(Records excerpted from a collection)
------------------------------------------------------------------------

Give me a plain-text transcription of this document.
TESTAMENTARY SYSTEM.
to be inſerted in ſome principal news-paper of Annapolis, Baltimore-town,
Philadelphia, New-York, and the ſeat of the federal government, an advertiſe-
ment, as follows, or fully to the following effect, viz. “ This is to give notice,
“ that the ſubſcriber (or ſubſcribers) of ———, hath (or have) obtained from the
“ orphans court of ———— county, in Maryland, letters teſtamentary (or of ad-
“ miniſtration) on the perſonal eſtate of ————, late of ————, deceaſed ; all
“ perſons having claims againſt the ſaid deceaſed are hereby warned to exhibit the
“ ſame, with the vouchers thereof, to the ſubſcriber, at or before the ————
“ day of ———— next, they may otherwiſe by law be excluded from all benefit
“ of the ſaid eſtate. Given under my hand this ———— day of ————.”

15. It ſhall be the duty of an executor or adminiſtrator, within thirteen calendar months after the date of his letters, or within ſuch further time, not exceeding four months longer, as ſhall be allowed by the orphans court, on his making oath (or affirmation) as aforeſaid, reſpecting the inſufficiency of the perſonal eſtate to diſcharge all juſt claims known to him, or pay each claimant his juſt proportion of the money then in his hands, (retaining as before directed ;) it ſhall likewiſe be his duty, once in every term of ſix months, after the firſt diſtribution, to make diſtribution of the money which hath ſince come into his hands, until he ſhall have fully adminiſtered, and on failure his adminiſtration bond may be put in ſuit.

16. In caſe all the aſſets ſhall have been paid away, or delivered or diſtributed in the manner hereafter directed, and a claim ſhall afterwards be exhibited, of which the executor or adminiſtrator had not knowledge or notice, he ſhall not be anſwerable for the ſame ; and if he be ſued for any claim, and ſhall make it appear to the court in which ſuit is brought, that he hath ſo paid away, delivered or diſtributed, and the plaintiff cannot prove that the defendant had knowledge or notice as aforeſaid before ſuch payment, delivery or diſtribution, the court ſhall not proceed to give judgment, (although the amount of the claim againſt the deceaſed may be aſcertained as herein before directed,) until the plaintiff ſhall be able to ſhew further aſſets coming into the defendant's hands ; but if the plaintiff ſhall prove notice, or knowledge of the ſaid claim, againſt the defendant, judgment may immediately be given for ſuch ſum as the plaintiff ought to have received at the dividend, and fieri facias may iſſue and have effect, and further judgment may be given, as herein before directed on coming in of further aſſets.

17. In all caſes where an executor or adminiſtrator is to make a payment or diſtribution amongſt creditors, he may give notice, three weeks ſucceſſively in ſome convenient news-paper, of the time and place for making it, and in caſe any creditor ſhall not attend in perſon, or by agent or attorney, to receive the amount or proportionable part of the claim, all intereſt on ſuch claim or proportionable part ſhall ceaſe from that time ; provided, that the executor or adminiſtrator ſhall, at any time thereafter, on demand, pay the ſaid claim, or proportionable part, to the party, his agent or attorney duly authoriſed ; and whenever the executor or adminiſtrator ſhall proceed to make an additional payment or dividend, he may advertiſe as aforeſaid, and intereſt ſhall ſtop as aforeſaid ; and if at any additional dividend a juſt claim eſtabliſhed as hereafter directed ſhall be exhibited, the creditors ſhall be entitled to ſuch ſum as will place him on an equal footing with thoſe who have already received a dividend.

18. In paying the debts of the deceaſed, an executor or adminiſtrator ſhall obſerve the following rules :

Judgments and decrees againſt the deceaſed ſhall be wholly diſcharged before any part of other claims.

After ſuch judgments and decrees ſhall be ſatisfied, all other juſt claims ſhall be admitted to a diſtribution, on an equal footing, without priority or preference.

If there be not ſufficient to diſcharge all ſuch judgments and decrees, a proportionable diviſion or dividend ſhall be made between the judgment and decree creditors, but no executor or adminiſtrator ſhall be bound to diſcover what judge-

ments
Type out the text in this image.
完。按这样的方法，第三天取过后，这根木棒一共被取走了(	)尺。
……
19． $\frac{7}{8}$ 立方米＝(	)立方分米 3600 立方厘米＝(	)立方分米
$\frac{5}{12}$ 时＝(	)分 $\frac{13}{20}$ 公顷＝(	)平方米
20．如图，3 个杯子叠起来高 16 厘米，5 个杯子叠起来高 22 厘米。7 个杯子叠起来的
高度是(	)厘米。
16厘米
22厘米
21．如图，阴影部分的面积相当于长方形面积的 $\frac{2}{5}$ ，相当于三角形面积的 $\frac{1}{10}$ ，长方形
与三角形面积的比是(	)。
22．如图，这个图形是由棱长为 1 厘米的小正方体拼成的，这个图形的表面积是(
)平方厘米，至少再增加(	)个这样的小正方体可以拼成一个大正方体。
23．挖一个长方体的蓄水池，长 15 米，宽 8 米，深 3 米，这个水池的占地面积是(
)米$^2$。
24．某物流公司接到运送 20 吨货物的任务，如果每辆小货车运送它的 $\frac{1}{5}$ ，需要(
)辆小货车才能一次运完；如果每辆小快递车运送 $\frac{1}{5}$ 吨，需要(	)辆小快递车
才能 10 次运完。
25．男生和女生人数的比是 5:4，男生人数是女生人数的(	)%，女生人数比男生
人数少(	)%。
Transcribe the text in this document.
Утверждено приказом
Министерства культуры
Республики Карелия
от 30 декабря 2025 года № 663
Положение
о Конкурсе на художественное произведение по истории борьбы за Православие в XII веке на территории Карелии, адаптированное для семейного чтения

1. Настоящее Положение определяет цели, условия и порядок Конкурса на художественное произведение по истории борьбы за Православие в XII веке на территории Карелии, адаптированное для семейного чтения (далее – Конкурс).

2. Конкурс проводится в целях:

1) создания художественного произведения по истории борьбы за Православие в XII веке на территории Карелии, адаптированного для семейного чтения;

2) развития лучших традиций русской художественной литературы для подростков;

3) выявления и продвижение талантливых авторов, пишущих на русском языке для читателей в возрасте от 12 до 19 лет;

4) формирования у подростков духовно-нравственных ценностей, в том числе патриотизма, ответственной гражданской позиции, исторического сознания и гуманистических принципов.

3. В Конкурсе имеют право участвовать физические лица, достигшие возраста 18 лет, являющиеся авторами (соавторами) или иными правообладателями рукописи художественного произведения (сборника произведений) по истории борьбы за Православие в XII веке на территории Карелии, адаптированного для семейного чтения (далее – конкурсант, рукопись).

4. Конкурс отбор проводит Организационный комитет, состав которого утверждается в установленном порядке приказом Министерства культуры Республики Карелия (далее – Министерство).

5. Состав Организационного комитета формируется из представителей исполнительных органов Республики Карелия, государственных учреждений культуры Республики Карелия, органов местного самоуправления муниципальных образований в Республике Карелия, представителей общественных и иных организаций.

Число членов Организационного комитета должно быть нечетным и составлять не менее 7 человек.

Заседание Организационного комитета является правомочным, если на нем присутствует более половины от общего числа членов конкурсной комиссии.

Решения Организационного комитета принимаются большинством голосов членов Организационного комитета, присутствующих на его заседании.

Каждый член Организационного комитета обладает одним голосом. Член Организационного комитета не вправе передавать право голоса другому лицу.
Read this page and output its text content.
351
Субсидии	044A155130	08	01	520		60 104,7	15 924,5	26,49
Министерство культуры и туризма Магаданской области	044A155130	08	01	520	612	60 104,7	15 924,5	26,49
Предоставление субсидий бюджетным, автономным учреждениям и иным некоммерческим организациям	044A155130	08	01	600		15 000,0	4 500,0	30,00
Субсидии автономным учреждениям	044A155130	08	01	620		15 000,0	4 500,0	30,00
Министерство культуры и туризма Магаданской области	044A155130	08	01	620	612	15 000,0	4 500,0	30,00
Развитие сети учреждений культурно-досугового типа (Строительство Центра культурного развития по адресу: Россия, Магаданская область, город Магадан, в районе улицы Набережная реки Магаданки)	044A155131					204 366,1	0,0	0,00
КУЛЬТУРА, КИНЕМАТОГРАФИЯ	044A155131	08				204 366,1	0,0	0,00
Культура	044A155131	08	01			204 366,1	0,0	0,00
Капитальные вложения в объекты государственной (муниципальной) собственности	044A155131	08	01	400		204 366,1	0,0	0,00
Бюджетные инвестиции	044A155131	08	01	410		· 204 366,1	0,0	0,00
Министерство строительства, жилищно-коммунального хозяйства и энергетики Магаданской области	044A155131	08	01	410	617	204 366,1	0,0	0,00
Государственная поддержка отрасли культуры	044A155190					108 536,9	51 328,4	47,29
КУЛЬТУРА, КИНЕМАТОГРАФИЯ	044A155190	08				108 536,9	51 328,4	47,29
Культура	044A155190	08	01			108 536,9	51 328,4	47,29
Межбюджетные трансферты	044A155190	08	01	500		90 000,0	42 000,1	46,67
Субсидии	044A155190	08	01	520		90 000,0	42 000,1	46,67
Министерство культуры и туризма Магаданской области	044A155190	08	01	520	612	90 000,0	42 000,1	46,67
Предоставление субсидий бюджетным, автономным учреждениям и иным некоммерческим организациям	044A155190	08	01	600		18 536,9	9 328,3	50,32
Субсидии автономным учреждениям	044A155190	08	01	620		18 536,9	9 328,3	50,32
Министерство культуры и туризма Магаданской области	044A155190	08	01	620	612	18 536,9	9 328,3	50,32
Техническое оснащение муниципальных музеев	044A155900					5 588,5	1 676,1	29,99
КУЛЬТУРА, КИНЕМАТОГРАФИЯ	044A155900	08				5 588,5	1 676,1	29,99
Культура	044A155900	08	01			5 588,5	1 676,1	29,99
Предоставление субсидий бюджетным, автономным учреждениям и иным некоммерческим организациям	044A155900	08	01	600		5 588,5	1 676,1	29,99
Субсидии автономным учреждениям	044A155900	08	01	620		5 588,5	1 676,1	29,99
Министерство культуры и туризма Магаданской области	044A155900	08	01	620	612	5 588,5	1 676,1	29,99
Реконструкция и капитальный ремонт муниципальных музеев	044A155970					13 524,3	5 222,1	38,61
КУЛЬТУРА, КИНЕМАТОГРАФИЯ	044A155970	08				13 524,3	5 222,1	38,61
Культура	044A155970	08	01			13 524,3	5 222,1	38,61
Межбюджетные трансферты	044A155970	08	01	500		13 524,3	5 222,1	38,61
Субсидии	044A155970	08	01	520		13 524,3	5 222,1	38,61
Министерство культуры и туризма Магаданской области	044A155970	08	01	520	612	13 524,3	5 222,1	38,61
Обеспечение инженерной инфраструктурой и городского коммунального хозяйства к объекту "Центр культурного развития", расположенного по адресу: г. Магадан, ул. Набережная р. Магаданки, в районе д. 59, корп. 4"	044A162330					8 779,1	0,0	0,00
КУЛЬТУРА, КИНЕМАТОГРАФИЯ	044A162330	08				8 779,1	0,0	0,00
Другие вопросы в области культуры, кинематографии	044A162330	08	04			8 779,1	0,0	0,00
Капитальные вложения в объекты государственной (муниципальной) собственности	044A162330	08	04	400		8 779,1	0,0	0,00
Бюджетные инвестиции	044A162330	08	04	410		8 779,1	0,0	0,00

------------------------------------------------------------------------

[AIM]
Where a line in the entries holds the word "объекты", copy that line.

[CORRECT RESPONSE]
Капитальные вложения в объекты государственной (муниципальной) собственности	044A155131	08	01	400		204 366,1	0,0	0,00
Капитальные вложения в объекты государственной (муниципальной) собственности	044A162330	08	04	400		8 779,1	0,0	0,00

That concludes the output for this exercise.